start Dataset entries

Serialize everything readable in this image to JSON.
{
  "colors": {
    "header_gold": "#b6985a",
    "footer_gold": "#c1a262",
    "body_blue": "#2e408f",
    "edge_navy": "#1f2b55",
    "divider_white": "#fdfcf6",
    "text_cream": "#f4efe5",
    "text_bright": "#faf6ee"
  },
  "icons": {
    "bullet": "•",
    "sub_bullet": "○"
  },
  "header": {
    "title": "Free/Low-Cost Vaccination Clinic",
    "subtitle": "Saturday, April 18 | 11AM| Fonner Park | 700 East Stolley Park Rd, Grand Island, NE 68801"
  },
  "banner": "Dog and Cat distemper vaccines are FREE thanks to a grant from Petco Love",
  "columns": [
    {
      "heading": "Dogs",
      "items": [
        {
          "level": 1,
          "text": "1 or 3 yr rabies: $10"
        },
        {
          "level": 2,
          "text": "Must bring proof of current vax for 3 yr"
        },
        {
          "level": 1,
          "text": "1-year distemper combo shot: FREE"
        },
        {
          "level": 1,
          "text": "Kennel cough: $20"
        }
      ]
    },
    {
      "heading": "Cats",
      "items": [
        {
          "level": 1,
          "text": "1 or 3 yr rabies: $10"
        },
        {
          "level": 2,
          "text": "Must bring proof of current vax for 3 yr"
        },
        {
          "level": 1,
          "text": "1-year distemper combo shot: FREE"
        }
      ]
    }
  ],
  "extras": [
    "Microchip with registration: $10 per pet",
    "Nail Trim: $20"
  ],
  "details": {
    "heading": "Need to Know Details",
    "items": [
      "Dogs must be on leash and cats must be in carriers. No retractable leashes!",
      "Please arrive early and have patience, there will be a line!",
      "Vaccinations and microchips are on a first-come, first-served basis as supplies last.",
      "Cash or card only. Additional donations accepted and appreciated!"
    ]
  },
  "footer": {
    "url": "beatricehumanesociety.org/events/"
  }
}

end Dataset entries

Required task:
Would you restate each of the entries word for word?

Right answer:
Serialize everything readable in this image to JSON.
{
  "colors": {
    "header_gold": "#b6985a",
    "footer_gold": "#c1a262",
    "body_blue": "#2e408f",
    "edge_navy": "#1f2b55",
    "divider_white": "#fdfcf6",
    "text_cream": "#f4efe5",
    "text_bright": "#faf6ee"
  },
  "icons": {
    "bullet": "•",
    "sub_bullet": "○"
  },
  "header": {
    "title": "Free/Low-Cost Vaccination Clinic",
    "subtitle": "Saturday, April 18 | 11AM| Fonner Park | 700 East Stolley Park Rd, Grand Island, NE 68801"
  },
  "banner": "Dog and Cat distemper vaccines are FREE thanks to a grant from Petco Love",
  "columns": [
    {
      "heading": "Dogs",
      "items": [
        {
          "level": 1,
          "text": "1 or 3 yr rabies: $10"
        },
        {
          "level": 2,
          "text": "Must bring proof of current vax for 3 yr"
        },
        {
          "level": 1,
          "text": "1-year distemper combo shot: FREE"
        },
        {
          "level": 1,
          "text": "Kennel cough: $20"
        }
      ]
    },
    {
      "heading": "Cats",
      "items": [
        {
          "level": 1,
          "text": "1 or 3 yr rabies: $10"
        },
        {
          "level": 2,
          "text": "Must bring proof of current vax for 3 yr"
        },
        {
          "level": 1,
          "text": "1-year distemper combo shot: FREE"
        }
      ]
    }
  ],
  "extras": [
    "Microchip with registration: $10 per pet",
    "Nail Trim: $20"
  ],
  "details": {
    "heading": "Need to Know Details",
    "items": [
      "Dogs must be on leash and cats must be in carriers. No retractable leashes!",
      "Please arrive early and have patience, there will be a line!",
      "Vaccinations and microchips are on a first-come, first-served basis as supplies last.",
      "Cash or card only. Additional donations accepted and appreciated!"
    ]
  },
  "footer": {
    "url": "beatricehumanesociety.org/events/"
  }
}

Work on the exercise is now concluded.